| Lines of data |
........

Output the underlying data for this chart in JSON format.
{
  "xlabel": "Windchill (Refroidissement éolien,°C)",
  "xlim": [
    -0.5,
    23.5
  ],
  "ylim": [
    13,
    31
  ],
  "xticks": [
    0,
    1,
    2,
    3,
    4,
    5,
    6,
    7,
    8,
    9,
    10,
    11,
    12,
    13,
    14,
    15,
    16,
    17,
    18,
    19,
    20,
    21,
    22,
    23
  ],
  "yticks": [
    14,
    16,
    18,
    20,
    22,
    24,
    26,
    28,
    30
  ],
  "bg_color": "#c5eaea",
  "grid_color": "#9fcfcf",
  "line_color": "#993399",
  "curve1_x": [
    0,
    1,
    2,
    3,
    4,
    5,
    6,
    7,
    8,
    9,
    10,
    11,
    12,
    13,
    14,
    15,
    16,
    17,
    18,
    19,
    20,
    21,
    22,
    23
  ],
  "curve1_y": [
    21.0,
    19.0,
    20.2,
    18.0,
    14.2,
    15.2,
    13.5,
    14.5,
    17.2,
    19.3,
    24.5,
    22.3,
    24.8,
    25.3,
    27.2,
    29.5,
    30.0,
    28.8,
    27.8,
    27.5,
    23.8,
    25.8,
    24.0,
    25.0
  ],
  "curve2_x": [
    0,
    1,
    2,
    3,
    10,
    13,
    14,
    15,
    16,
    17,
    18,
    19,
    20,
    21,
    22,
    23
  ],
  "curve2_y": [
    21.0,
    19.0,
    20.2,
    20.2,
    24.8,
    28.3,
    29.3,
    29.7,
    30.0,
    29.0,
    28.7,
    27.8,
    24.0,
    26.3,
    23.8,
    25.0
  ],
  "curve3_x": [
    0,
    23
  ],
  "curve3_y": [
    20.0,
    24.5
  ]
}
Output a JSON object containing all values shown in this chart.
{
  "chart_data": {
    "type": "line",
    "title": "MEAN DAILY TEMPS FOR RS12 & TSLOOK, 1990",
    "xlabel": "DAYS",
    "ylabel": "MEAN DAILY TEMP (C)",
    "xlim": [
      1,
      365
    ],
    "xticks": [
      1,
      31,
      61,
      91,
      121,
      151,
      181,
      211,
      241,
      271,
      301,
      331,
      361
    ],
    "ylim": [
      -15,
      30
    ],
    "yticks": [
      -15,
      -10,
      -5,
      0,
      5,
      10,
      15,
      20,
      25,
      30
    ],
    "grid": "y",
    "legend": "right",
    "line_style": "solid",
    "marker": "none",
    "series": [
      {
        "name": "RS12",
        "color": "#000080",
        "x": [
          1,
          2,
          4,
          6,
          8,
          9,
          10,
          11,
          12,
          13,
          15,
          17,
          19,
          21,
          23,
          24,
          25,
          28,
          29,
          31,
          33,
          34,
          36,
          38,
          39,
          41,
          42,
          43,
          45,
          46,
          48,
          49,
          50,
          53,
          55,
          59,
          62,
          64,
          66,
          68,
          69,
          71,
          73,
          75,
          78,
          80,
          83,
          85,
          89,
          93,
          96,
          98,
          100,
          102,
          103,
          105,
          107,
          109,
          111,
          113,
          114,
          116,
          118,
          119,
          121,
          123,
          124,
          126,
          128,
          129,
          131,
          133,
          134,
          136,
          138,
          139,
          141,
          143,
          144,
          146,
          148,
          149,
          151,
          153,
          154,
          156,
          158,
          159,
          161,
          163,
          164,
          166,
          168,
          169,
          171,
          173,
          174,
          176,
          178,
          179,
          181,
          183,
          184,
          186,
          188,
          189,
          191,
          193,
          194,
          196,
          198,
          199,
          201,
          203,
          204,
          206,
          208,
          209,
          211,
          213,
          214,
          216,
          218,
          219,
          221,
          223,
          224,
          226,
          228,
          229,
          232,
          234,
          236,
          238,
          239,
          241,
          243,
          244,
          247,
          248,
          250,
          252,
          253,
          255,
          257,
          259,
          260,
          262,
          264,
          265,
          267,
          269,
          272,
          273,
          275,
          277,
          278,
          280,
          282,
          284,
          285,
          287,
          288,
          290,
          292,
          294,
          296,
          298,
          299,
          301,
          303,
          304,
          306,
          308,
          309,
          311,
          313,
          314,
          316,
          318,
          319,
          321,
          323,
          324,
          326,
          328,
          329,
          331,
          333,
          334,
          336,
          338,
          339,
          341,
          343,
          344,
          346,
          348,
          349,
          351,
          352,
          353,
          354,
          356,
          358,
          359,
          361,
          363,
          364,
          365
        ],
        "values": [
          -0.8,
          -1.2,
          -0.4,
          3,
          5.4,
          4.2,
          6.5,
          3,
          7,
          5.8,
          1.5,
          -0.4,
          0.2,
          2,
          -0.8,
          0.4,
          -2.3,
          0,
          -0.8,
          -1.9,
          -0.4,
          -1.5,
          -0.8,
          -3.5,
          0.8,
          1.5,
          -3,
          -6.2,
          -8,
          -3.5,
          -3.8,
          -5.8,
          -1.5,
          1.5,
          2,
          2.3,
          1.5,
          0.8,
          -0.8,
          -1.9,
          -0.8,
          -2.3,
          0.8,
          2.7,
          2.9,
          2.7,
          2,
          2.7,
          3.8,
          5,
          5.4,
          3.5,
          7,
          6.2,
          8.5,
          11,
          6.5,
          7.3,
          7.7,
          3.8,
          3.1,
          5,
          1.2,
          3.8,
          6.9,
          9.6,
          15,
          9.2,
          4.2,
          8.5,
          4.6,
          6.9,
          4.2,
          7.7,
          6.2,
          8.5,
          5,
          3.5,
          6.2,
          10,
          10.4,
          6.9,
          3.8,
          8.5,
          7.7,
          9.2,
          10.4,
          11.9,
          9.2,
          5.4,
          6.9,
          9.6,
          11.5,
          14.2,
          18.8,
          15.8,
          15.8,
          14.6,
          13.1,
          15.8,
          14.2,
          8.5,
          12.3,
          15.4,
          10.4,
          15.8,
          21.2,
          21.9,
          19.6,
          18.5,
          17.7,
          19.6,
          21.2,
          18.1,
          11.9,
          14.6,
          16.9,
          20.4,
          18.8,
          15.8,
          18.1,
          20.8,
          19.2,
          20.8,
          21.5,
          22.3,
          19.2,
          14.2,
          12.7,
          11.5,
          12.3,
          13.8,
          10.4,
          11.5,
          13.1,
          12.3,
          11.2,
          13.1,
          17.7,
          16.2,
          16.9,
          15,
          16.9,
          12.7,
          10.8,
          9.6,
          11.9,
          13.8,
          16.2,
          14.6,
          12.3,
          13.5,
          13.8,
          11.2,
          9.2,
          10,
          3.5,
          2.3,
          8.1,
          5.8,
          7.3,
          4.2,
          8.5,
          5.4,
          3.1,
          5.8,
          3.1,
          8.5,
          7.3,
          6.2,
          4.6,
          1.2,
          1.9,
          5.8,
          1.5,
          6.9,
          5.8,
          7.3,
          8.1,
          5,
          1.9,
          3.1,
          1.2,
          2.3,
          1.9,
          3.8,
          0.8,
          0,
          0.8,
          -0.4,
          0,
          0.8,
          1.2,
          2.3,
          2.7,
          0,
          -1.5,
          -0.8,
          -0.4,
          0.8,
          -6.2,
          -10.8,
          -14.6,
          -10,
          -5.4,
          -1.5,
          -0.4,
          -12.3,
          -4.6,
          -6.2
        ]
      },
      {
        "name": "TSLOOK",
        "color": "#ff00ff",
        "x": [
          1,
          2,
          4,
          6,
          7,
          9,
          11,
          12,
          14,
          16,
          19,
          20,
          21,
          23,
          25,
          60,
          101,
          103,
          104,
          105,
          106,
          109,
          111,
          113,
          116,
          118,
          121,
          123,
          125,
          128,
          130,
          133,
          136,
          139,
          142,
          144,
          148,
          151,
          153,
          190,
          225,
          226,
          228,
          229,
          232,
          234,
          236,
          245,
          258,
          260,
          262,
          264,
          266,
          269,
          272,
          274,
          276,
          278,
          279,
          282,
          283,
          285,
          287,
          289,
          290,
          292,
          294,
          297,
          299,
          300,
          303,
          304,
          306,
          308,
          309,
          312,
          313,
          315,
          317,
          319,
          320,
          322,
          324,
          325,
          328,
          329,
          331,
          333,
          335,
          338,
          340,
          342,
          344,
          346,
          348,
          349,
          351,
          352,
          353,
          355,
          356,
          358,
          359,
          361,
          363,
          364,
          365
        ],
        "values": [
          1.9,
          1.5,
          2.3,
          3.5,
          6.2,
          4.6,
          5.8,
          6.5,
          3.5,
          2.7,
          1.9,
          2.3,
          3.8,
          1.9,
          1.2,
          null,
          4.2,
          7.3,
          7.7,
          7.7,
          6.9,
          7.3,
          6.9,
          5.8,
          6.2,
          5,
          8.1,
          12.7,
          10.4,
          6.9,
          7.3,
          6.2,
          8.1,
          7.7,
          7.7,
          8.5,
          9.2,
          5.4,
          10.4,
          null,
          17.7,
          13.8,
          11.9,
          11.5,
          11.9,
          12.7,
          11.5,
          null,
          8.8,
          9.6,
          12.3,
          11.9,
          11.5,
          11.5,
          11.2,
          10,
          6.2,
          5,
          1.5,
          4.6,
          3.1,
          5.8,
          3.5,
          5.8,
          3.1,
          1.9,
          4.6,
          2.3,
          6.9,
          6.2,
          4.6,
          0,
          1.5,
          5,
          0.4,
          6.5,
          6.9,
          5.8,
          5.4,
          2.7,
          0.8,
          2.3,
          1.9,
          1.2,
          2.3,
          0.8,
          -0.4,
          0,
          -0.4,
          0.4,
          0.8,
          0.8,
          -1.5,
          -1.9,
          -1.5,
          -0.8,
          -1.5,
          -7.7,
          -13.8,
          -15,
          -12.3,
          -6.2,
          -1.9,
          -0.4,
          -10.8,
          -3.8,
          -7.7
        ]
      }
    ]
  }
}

........

| Instructions to follow |
Pick each line holding the word "Output" out of the data and copy it.

| Expected answer |
Output the underlying data for this chart in JSON format.
Output a JSON object containing all values shown in this chart.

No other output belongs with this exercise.